EXTRAIT DU TEXTE:
—————
Civ. 3e, 16 sept. 2021, n° 20-12.372
Un maître d’ouvrage avait confié à une entreprise la fourniture et la pose de panneaux photovoltaïques sur la toiture d’un bâtiment agricole. Après l’intégration de ces panneaux à la toiture, des infiltrations affectant la couverture du bâtiment étaient, en mars 2010, apparues. Sur la base de plusieurs rapports d'expertises amiables, le maître de l’ouvrage avait alors appelé en garantie le constructeur ainsi que son sous-traitant en invoquant une réception tacite de l’ouvrage, laquelle fut écartée par les juges du fond, en l’absence de règlement intégral des travaux.
Devant la Cour de cassation, le maître de l’ouvrage faisait valoir que la réception tacite de nature à engager la garantie décennale et la garantie d’assurance du constructeur (C. civ., art. 1792 et 1792-6) est caractérisée lorsque, comme il y procéda en l’espèce, le maître de l’ouvrage prend possession de l’ouvrage livré et du règlement, même partiel, des travaux facturés.
—————
CONSIGNE 1: Recopiez l'extrait du texte entre « Devant la Cour » et « des travaux facturés. », inclus.
CONSIGNE 2: Indiquez si chacune des affirmations suivantes concorde avec l'extrait du texte, en répondant par oui ou par non et en citant les mots décisifs de l'extrait. (a) Les panneaux photovoltaïques ont été posés sur la toiture d'un bâtiment agricole. (b) Les infiltrations sont apparues en mars 2012. (c) Les juges du fond ont retenu la réception tacite de l'ouvrage.
CONSIGNE 3: D'après l'extrait du texte, sur quelle base le maître de l'ouvrage a-t-il appelé en garantie le constructeur et son sous-traitant ?
Le matériel qui suit ne joue aucun rôle ici.
—————
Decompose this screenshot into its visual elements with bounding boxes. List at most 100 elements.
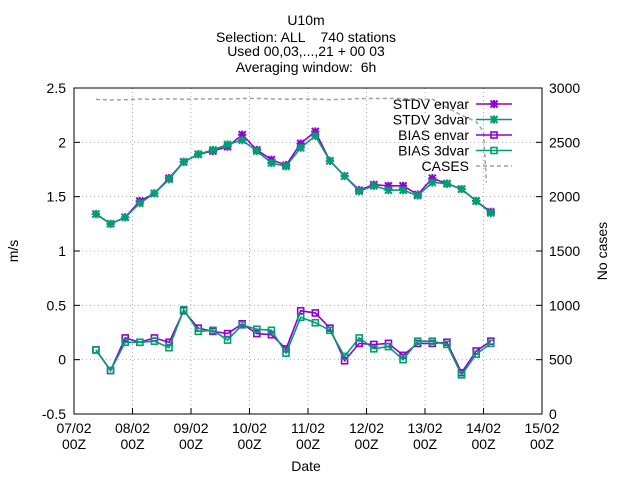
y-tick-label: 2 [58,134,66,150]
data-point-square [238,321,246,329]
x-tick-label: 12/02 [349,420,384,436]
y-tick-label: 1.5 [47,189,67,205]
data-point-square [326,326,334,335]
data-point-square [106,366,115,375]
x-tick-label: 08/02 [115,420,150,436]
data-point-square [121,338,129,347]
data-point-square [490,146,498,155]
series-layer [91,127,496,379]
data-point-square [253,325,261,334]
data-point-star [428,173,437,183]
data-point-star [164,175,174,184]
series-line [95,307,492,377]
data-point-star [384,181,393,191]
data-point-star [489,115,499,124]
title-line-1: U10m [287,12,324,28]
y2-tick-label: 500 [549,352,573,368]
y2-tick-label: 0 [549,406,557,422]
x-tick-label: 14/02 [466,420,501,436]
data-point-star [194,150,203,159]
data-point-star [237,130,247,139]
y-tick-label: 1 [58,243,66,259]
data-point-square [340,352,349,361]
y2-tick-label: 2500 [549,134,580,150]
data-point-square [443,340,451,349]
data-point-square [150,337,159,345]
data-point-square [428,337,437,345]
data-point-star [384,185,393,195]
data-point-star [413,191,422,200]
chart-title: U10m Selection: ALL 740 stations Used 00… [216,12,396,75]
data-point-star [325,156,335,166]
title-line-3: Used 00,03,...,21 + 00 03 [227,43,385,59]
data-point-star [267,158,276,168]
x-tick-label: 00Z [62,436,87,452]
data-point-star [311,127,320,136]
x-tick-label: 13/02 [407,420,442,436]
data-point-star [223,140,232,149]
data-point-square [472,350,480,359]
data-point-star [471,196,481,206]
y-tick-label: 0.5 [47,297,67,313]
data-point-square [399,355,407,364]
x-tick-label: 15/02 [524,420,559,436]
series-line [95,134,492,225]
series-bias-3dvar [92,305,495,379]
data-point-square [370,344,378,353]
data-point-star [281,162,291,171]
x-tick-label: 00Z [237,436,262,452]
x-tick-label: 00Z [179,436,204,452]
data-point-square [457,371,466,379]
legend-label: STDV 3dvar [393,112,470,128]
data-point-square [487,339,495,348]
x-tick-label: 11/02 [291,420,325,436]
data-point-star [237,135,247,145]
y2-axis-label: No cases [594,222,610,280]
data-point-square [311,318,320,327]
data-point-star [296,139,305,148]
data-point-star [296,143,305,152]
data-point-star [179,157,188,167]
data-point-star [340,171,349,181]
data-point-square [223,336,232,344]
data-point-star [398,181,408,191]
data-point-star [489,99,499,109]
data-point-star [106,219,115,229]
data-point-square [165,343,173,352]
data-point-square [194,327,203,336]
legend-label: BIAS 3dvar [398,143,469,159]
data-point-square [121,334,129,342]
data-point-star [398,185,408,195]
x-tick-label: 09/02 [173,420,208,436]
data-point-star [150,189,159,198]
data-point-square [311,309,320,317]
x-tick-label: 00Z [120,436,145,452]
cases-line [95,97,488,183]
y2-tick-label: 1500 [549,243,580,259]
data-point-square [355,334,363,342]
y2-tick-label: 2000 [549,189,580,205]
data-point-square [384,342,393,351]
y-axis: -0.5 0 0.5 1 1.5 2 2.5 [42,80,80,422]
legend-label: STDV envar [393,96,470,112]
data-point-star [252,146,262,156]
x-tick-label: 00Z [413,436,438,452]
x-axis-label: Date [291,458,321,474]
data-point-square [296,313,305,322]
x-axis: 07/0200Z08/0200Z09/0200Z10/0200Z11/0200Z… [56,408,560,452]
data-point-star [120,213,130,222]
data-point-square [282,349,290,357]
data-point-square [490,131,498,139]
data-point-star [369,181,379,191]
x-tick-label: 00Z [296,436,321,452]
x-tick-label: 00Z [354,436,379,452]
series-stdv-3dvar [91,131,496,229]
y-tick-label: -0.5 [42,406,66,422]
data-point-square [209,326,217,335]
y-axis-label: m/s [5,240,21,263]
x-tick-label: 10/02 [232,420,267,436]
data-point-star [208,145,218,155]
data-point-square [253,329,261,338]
—————
RÉPONSE COMPLÈTE 1:
Devant la Cour de cassation, le maître de l’ouvrage faisait valoir que la réception tacite de nature à engager la garantie décennale et la garantie d’assurance du constructeur (C. civ., art. 1792 et 1792-6) est caractérisée lorsque, comme il y procéda en l’espèce, le maître de l’ouvrage prend possession de l’ouvrage livré et du règlement, même partiel, des travaux facturés.

RÉPONSE COMPLÈTE 2:
(a) Oui : « la fourniture et la pose de panneaux photovoltaïques sur la toiture d’un bâtiment agricole ».
(b) Non : « des infiltrations affectant la couverture du bâtiment étaient, en mars 2010, apparues ».
(c) Non : « laquelle fut écartée par les juges du fond, en l’absence de règlement intégral des travaux ».

RÉPONSE COMPLÈTE 3: Sur la base de plusieurs rapports d'expertises amiables.